■ Work required: Your copy of the material below should match it exactly, except that it holds no pictures.

■ Provided information:
══════

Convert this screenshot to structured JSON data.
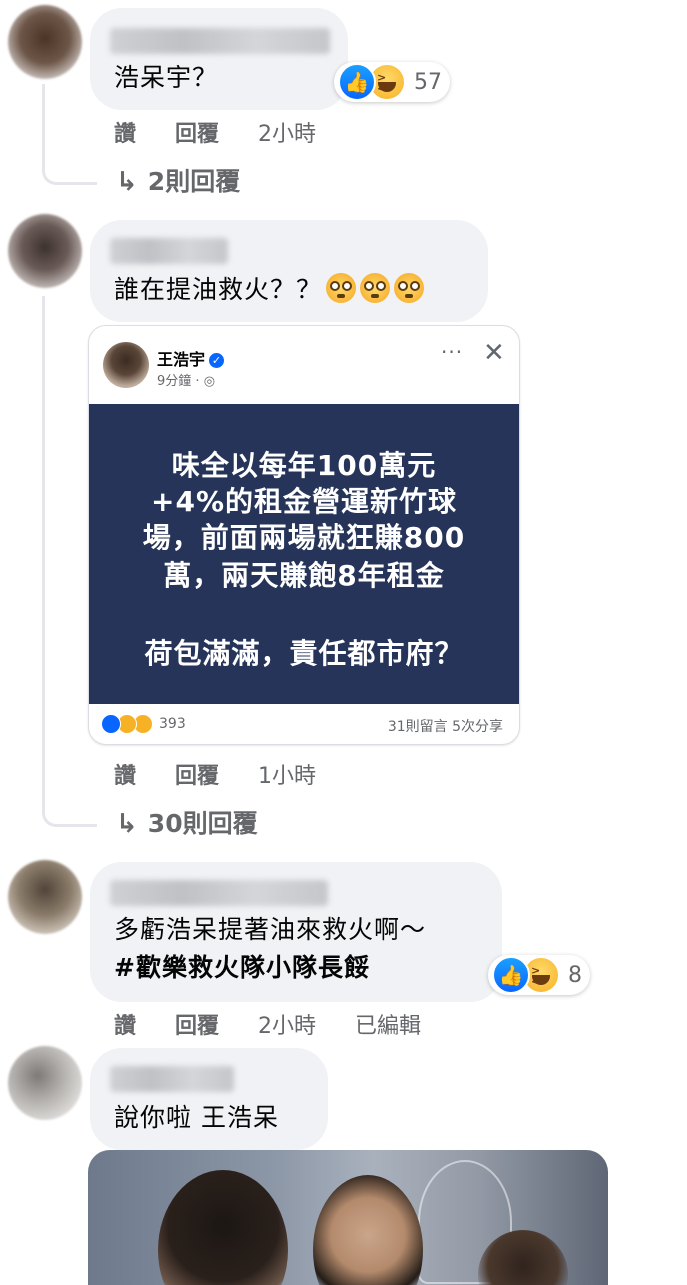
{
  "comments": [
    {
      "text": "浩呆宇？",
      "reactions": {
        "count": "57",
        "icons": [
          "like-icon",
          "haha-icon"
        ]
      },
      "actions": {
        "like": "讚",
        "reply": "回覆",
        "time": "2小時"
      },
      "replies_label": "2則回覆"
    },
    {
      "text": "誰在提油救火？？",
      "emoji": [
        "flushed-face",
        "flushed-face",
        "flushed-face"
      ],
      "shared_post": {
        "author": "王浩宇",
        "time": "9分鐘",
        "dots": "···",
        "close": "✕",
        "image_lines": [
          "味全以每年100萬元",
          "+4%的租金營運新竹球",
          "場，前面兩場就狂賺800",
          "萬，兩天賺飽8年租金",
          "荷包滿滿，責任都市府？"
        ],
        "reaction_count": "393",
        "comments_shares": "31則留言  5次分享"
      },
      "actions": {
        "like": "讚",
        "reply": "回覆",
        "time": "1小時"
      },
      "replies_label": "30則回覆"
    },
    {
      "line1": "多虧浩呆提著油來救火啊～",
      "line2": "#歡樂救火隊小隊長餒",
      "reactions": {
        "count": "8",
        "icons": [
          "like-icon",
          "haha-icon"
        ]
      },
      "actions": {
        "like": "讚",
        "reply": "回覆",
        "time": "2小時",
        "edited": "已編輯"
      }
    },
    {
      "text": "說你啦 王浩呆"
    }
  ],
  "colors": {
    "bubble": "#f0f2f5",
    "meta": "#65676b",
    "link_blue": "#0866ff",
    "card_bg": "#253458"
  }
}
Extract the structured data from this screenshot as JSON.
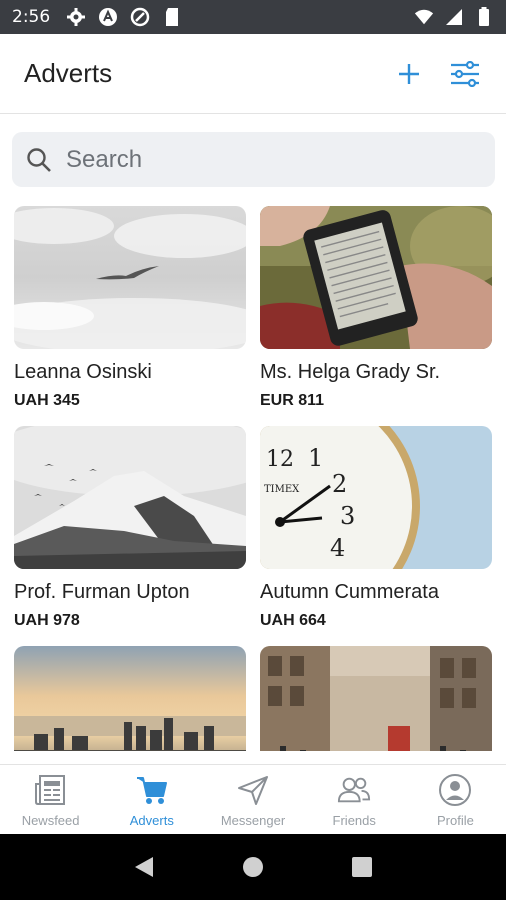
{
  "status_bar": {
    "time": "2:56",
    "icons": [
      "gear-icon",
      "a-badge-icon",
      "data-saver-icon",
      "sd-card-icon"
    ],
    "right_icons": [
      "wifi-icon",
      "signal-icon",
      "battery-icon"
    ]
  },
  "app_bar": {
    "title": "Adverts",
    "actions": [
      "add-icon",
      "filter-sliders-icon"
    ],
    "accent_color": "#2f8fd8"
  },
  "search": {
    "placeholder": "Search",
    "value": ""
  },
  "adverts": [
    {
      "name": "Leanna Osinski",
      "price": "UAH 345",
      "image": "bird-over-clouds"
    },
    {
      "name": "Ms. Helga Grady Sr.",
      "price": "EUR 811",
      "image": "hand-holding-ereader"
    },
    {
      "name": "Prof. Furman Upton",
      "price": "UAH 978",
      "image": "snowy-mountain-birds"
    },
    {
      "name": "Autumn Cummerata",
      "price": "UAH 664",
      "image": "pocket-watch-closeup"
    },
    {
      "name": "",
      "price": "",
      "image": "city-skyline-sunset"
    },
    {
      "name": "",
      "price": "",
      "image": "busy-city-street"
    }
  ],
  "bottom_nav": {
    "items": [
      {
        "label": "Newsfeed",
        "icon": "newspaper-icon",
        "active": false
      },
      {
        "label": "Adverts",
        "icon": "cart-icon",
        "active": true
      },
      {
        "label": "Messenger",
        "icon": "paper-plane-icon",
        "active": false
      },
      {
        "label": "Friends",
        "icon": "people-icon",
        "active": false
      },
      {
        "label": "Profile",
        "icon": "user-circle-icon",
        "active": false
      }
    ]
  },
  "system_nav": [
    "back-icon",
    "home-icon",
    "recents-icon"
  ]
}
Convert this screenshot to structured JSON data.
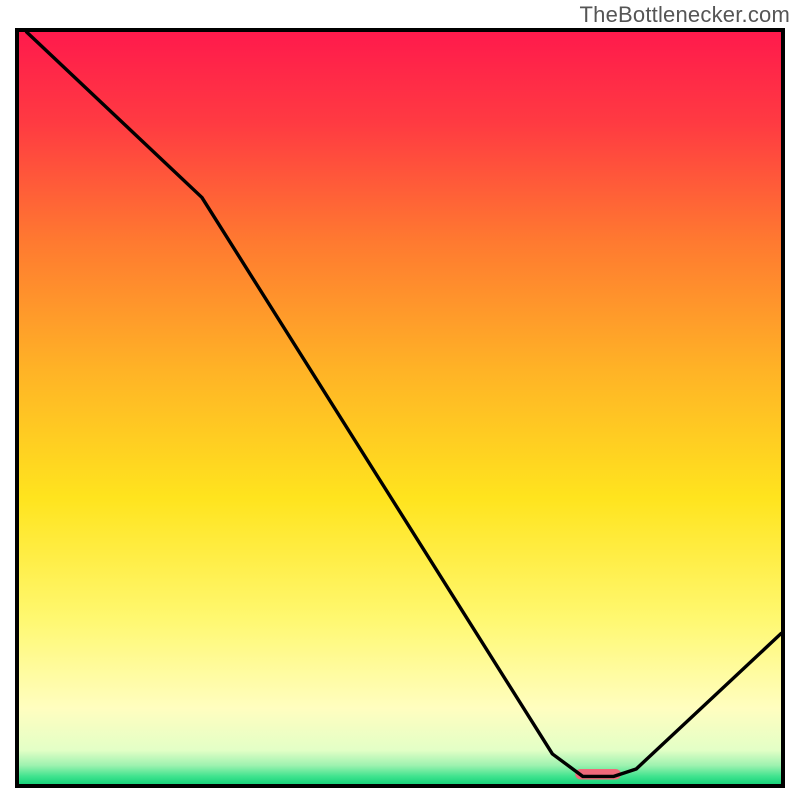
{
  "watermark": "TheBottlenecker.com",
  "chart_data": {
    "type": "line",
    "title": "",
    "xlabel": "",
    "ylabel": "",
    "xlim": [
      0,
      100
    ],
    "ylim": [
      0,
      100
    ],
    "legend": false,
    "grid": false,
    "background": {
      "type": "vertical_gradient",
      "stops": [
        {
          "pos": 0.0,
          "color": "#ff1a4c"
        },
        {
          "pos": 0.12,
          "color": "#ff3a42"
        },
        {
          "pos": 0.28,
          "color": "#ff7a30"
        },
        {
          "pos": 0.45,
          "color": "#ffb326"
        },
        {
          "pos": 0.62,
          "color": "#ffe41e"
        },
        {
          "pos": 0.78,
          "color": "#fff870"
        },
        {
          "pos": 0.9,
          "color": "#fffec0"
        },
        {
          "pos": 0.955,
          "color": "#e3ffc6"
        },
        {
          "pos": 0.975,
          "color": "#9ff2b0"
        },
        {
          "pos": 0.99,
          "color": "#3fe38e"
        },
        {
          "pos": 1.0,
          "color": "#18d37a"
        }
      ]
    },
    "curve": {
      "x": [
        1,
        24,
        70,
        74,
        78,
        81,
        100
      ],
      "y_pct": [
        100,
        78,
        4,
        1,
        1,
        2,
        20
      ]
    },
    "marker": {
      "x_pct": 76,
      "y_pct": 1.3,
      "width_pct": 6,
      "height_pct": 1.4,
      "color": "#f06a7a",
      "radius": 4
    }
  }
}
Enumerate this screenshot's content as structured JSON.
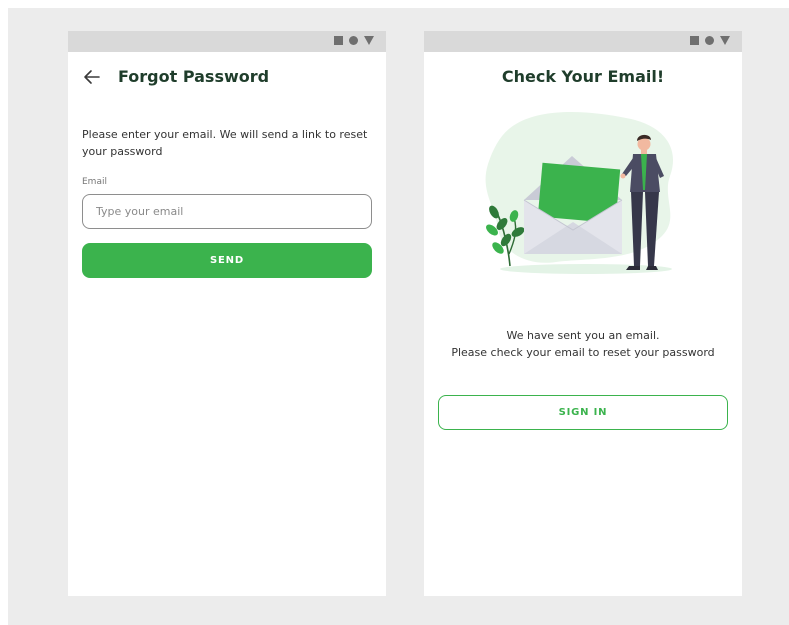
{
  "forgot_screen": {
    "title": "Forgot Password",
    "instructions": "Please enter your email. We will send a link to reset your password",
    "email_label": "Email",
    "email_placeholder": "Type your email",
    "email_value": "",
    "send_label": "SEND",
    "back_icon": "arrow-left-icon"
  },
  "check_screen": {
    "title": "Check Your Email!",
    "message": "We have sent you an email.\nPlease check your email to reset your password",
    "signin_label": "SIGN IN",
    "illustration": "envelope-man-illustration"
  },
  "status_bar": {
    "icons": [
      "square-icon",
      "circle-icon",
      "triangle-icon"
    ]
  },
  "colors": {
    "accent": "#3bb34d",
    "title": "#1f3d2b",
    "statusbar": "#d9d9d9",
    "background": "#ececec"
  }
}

══════

■ The output:
Convert this screenshot to structured JSON data.
{
  "comments": [
    {
      "text": "浩呆宇？",
      "reactions": {
        "count": "57",
        "icons": [
          "like-icon",
          "haha-icon"
        ]
      },
      "actions": {
        "like": "讚",
        "reply": "回覆",
        "time": "2小時"
      },
      "replies_label": "2則回覆"
    },
    {
      "text": "誰在提油救火？？",
      "emoji": [
        "flushed-face",
        "flushed-face",
        "flushed-face"
      ],
      "shared_post": {
        "author": "王浩宇",
        "time": "9分鐘",
        "dots": "···",
        "close": "✕",
        "image_lines": [
          "味全以每年100萬元",
          "+4%的租金營運新竹球",
          "場，前面兩場就狂賺800",
          "萬，兩天賺飽8年租金",
          "荷包滿滿，責任都市府？"
        ],
        "reaction_count": "393",
        "comments_shares": "31則留言  5次分享"
      },
      "actions": {
        "like": "讚",
        "reply": "回覆",
        "time": "1小時"
      },
      "replies_label": "30則回覆"
    },
    {
      "line1": "多虧浩呆提著油來救火啊～",
      "line2": "#歡樂救火隊小隊長餒",
      "reactions": {
        "count": "8",
        "icons": [
          "like-icon",
          "haha-icon"
        ]
      },
      "actions": {
        "like": "讚",
        "reply": "回覆",
        "time": "2小時",
        "edited": "已編輯"
      }
    },
    {
      "text": "說你啦 王浩呆"
    }
  ],
  "colors": {
    "bubble": "#f0f2f5",
    "meta": "#65676b",
    "link_blue": "#0866ff",
    "card_bg": "#253458"
  }
}
Extract the structured data from this screenshot as JSON.
{
  "status_bar": {
    "time": "2:56",
    "icons": [
      "gear-icon",
      "a-badge-icon",
      "data-saver-icon",
      "sd-card-icon"
    ],
    "right_icons": [
      "wifi-icon",
      "signal-icon",
      "battery-icon"
    ]
  },
  "app_bar": {
    "title": "Adverts",
    "actions": [
      "add-icon",
      "filter-sliders-icon"
    ],
    "accent_color": "#2f8fd8"
  },
  "search": {
    "placeholder": "Search",
    "value": ""
  },
  "adverts": [
    {
      "name": "Leanna Osinski",
      "price": "UAH 345",
      "image": "bird-over-clouds"
    },
    {
      "name": "Ms. Helga Grady Sr.",
      "price": "EUR 811",
      "image": "hand-holding-ereader"
    },
    {
      "name": "Prof. Furman Upton",
      "price": "UAH 978",
      "image": "snowy-mountain-birds"
    },
    {
      "name": "Autumn Cummerata",
      "price": "UAH 664",
      "image": "pocket-watch-closeup"
    },
    {
      "name": "",
      "price": "",
      "image": "city-skyline-sunset"
    },
    {
      "name": "",
      "price": "",
      "image": "busy-city-street"
    }
  ],
  "bottom_nav": {
    "items": [
      {
        "label": "Newsfeed",
        "icon": "newspaper-icon",
        "active": false
      },
      {
        "label": "Adverts",
        "icon": "cart-icon",
        "active": true
      },
      {
        "label": "Messenger",
        "icon": "paper-plane-icon",
        "active": false
      },
      {
        "label": "Friends",
        "icon": "people-icon",
        "active": false
      },
      {
        "label": "Profile",
        "icon": "user-circle-icon",
        "active": false
      }
    ]
  },
  "system_nav": [
    "back-icon",
    "home-icon",
    "recents-icon"
  ]
}
Convert this screenshot to structured JSON data.
{
  "watermark": "TheBottlenecker.com",
  "chart_data": {
    "type": "line",
    "title": "",
    "xlabel": "",
    "ylabel": "",
    "xlim": [
      0,
      100
    ],
    "ylim": [
      0,
      100
    ],
    "legend": false,
    "grid": false,
    "background": {
      "type": "vertical_gradient",
      "stops": [
        {
          "pos": 0.0,
          "color": "#ff1a4c"
        },
        {
          "pos": 0.12,
          "color": "#ff3a42"
        },
        {
          "pos": 0.28,
          "color": "#ff7a30"
        },
        {
          "pos": 0.45,
          "color": "#ffb326"
        },
        {
          "pos": 0.62,
          "color": "#ffe41e"
        },
        {
          "pos": 0.78,
          "color": "#fff870"
        },
        {
          "pos": 0.9,
          "color": "#fffec0"
        },
        {
          "pos": 0.955,
          "color": "#e3ffc6"
        },
        {
          "pos": 0.975,
          "color": "#9ff2b0"
        },
        {
          "pos": 0.99,
          "color": "#3fe38e"
        },
        {
          "pos": 1.0,
          "color": "#18d37a"
        }
      ]
    },
    "curve": {
      "x": [
        1,
        24,
        70,
        74,
        78,
        81,
        100
      ],
      "y_pct": [
        100,
        78,
        4,
        1,
        1,
        2,
        20
      ]
    },
    "marker": {
      "x_pct": 76,
      "y_pct": 1.3,
      "width_pct": 6,
      "height_pct": 1.4,
      "color": "#f06a7a",
      "radius": 4
    }
  }
}
Enumerate this screenshot's content as structured JSON.
{
  "forgot_screen": {
    "title": "Forgot Password",
    "instructions": "Please enter your email. We will send a link to reset your password",
    "email_label": "Email",
    "email_placeholder": "Type your email",
    "email_value": "",
    "send_label": "SEND",
    "back_icon": "arrow-left-icon"
  },
  "check_screen": {
    "title": "Check Your Email!",
    "message": "We have sent you an email.\nPlease check your email to reset your password",
    "signin_label": "SIGN IN",
    "illustration": "envelope-man-illustration"
  },
  "status_bar": {
    "icons": [
      "square-icon",
      "circle-icon",
      "triangle-icon"
    ]
  },
  "colors": {
    "accent": "#3bb34d",
    "title": "#1f3d2b",
    "statusbar": "#d9d9d9",
    "background": "#ececec"
  }
}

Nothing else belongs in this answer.